── Input data

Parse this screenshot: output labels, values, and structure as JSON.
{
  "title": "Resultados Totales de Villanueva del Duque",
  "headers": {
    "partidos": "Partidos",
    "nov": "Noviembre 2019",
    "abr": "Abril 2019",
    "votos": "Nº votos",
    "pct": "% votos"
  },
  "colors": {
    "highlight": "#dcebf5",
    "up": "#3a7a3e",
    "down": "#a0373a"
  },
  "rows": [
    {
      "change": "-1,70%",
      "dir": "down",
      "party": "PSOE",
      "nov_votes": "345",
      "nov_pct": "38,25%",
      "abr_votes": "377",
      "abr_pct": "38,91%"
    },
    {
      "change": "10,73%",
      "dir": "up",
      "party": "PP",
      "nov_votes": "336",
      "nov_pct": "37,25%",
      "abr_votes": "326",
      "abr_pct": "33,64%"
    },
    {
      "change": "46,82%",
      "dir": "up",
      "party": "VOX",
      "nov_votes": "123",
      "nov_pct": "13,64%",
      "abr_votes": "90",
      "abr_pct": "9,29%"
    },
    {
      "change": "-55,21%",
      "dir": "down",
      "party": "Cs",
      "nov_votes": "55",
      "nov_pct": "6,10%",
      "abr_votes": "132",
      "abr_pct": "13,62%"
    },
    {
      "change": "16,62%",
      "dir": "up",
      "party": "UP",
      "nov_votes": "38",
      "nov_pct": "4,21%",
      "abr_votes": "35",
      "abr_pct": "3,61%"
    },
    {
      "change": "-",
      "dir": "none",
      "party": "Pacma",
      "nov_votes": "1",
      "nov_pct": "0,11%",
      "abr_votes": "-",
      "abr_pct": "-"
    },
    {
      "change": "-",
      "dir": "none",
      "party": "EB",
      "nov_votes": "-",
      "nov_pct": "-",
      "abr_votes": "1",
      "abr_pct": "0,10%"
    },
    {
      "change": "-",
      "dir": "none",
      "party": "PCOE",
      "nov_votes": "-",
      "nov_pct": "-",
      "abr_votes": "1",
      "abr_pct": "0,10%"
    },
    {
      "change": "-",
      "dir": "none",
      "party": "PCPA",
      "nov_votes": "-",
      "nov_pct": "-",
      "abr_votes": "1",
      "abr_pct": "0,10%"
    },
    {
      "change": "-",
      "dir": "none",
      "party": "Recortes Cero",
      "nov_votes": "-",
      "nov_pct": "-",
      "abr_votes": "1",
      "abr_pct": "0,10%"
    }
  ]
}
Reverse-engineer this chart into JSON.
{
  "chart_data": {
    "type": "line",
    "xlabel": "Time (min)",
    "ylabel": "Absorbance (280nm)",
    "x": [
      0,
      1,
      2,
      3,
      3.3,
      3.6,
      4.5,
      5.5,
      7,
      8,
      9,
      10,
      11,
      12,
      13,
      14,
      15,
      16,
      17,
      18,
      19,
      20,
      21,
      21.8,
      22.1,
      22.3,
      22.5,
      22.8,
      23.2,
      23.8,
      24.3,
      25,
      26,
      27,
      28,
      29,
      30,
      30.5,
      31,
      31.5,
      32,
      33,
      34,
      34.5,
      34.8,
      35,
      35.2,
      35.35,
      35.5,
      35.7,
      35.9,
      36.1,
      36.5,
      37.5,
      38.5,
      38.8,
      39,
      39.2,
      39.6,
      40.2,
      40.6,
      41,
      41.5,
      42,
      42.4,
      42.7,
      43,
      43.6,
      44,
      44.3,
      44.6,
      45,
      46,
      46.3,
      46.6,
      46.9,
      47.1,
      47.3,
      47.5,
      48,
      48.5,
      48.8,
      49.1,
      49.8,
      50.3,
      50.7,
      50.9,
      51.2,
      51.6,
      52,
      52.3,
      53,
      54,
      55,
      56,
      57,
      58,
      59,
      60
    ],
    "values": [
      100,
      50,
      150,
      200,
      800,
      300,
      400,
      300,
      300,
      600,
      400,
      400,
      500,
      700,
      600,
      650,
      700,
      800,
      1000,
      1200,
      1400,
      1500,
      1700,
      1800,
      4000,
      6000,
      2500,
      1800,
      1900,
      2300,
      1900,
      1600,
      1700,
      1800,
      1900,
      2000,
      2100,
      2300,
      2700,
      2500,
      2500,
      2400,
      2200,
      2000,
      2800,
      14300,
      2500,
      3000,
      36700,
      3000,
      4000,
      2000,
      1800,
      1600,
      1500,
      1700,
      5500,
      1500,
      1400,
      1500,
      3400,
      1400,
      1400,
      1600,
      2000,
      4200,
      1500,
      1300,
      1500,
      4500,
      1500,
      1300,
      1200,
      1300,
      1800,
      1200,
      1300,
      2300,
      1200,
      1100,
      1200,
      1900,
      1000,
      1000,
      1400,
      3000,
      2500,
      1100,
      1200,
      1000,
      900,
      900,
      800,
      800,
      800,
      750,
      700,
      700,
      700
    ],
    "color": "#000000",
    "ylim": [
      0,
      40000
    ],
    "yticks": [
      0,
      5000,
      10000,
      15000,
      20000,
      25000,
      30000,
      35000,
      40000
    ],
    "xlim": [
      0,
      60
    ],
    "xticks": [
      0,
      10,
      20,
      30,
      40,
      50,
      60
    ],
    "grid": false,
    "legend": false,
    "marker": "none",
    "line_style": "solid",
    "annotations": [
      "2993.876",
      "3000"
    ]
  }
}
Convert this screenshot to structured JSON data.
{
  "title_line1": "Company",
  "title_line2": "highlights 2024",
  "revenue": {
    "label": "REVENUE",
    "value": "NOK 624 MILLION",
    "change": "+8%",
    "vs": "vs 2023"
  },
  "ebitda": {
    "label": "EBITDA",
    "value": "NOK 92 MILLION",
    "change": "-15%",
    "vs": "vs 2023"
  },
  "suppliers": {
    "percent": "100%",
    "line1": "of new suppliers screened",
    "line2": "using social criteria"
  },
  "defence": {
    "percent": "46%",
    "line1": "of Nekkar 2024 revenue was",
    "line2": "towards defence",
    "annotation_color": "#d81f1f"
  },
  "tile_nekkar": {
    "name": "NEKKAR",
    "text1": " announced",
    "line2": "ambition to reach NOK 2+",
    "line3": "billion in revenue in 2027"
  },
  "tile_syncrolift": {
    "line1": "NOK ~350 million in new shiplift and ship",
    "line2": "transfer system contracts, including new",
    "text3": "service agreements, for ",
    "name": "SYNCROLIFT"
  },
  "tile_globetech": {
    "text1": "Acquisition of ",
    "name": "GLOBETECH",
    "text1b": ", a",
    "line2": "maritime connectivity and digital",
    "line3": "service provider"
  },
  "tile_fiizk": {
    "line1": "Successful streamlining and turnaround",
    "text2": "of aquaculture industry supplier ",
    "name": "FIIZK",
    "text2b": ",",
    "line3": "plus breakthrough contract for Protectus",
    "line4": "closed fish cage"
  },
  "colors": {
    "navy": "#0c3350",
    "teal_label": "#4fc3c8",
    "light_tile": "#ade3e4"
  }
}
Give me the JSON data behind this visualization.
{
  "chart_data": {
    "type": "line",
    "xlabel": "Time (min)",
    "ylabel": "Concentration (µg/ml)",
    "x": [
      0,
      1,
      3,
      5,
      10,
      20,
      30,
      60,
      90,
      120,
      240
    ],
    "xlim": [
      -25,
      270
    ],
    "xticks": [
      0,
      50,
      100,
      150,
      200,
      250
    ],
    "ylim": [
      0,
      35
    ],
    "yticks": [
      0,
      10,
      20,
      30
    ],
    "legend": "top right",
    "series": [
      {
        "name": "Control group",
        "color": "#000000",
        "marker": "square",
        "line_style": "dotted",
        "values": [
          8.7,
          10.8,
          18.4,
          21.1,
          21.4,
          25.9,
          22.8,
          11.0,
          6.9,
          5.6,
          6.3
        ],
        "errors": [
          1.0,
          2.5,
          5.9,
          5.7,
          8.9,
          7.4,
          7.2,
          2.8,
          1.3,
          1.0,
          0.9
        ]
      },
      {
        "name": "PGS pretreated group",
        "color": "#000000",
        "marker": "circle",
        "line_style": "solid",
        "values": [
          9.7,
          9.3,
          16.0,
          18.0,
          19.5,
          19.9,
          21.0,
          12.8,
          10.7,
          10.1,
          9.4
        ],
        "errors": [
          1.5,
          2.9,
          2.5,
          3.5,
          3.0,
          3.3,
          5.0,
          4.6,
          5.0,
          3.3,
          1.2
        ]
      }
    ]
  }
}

────

What to produce: Copy every line of the listing where the word "this" appears.

Task result:
Parse this screenshot: output labels, values, and structure as JSON.
Reverse-engineer this chart into JSON.
Convert this screenshot to structured JSON data.
Give me the JSON data behind this visualization.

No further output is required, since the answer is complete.